> [Task item]:
Using the data below, copy every line that contains the word "Ripa".

[Transcribed document page entries]
+===+
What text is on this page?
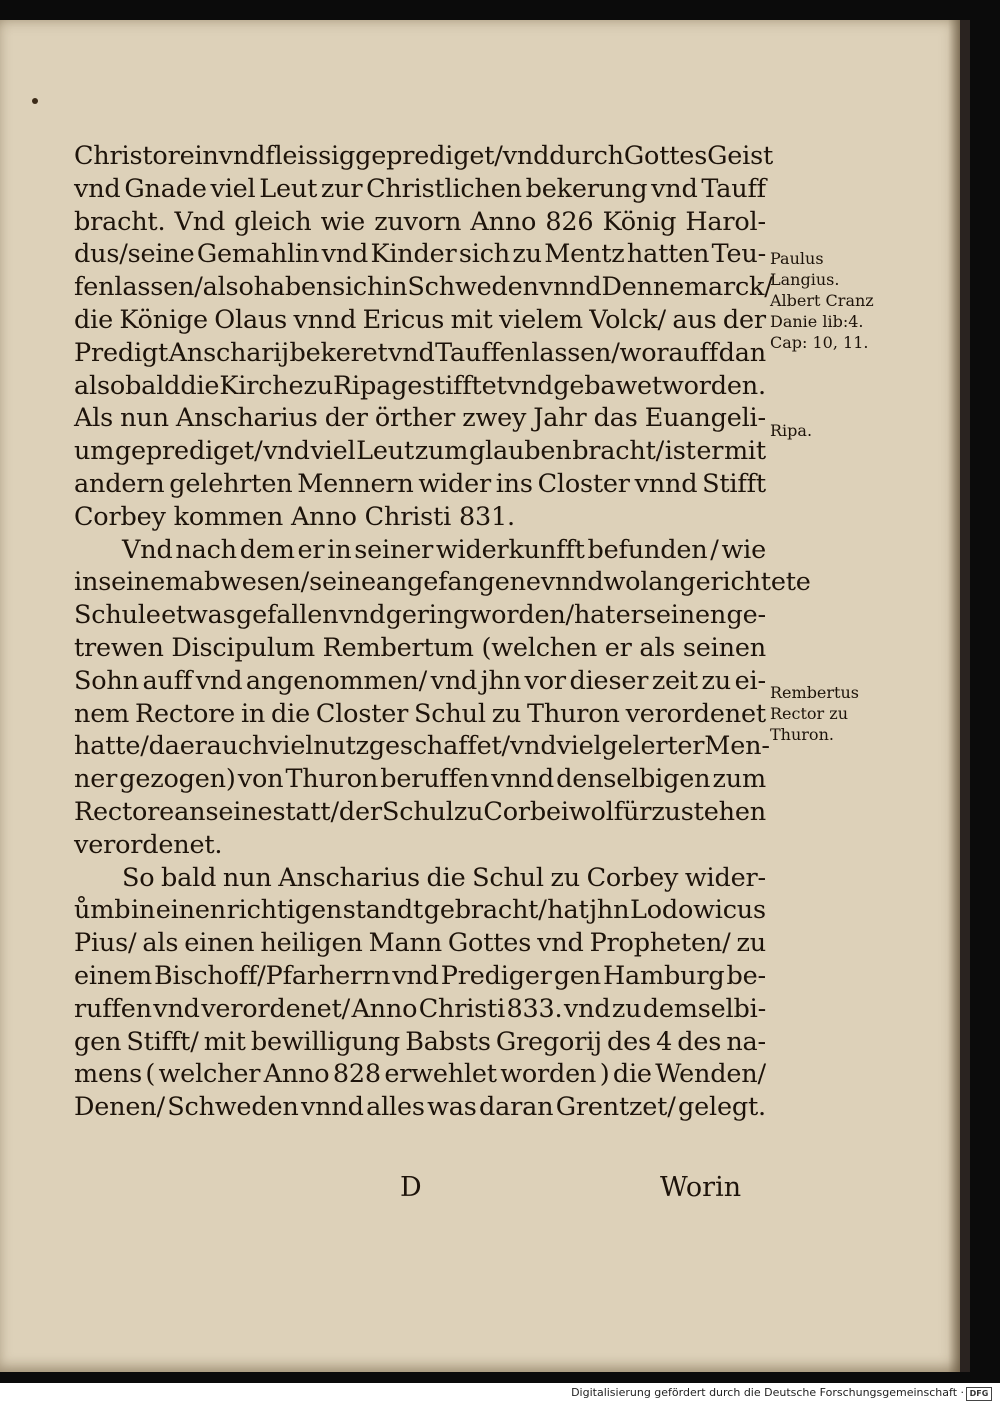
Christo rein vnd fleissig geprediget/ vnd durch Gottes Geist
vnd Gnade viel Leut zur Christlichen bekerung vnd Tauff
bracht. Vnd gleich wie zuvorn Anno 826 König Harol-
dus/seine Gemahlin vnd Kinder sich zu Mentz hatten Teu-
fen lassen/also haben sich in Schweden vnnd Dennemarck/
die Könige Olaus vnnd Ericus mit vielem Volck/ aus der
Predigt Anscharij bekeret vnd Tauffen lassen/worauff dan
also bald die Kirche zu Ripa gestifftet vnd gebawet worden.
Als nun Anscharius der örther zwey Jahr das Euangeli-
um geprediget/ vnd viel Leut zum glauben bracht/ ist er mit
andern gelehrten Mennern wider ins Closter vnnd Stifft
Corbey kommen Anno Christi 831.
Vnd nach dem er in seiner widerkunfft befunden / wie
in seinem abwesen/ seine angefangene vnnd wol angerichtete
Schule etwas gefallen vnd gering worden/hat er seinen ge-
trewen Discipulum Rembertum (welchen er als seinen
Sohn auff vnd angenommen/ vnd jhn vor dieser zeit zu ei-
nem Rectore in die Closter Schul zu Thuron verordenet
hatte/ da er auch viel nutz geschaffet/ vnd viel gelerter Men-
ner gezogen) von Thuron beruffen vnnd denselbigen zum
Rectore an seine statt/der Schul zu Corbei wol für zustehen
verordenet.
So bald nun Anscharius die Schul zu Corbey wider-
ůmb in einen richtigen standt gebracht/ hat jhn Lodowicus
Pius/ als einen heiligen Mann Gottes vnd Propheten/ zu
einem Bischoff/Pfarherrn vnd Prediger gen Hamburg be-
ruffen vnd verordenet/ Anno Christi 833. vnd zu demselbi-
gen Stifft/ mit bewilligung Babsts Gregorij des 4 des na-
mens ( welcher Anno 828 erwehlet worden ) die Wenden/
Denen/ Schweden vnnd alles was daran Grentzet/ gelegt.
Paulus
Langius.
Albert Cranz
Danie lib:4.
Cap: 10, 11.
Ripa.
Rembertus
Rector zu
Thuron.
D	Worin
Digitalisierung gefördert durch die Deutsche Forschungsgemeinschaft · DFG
+===+
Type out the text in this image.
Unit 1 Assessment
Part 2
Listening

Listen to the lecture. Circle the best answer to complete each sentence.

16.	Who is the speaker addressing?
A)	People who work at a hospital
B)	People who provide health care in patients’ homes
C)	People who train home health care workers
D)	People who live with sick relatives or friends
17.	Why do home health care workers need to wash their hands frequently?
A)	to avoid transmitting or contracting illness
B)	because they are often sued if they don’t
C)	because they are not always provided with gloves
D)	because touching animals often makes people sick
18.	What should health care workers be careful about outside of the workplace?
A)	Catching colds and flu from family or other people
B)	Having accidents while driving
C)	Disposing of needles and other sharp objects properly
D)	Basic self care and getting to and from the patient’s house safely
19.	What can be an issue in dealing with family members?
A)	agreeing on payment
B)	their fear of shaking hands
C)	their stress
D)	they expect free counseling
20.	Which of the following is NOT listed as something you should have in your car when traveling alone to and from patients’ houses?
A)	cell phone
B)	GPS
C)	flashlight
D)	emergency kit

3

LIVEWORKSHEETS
+===+
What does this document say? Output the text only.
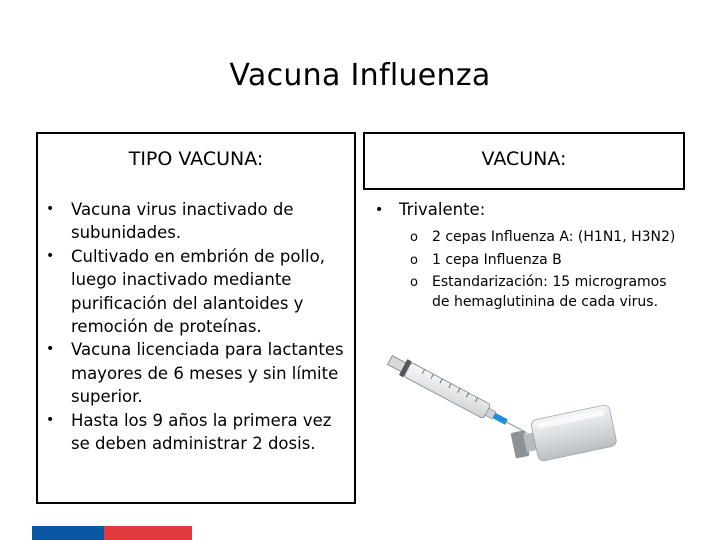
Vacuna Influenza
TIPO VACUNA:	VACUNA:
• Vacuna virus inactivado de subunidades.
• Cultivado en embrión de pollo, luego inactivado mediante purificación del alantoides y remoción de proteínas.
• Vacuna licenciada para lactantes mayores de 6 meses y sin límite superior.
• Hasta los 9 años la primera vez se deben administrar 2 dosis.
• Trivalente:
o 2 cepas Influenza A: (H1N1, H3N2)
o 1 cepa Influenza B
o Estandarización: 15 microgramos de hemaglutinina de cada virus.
+===+
> [Result below]:
also bald die Kirche zu Ripa gestifftet vnd gebawet worden.
Ripa.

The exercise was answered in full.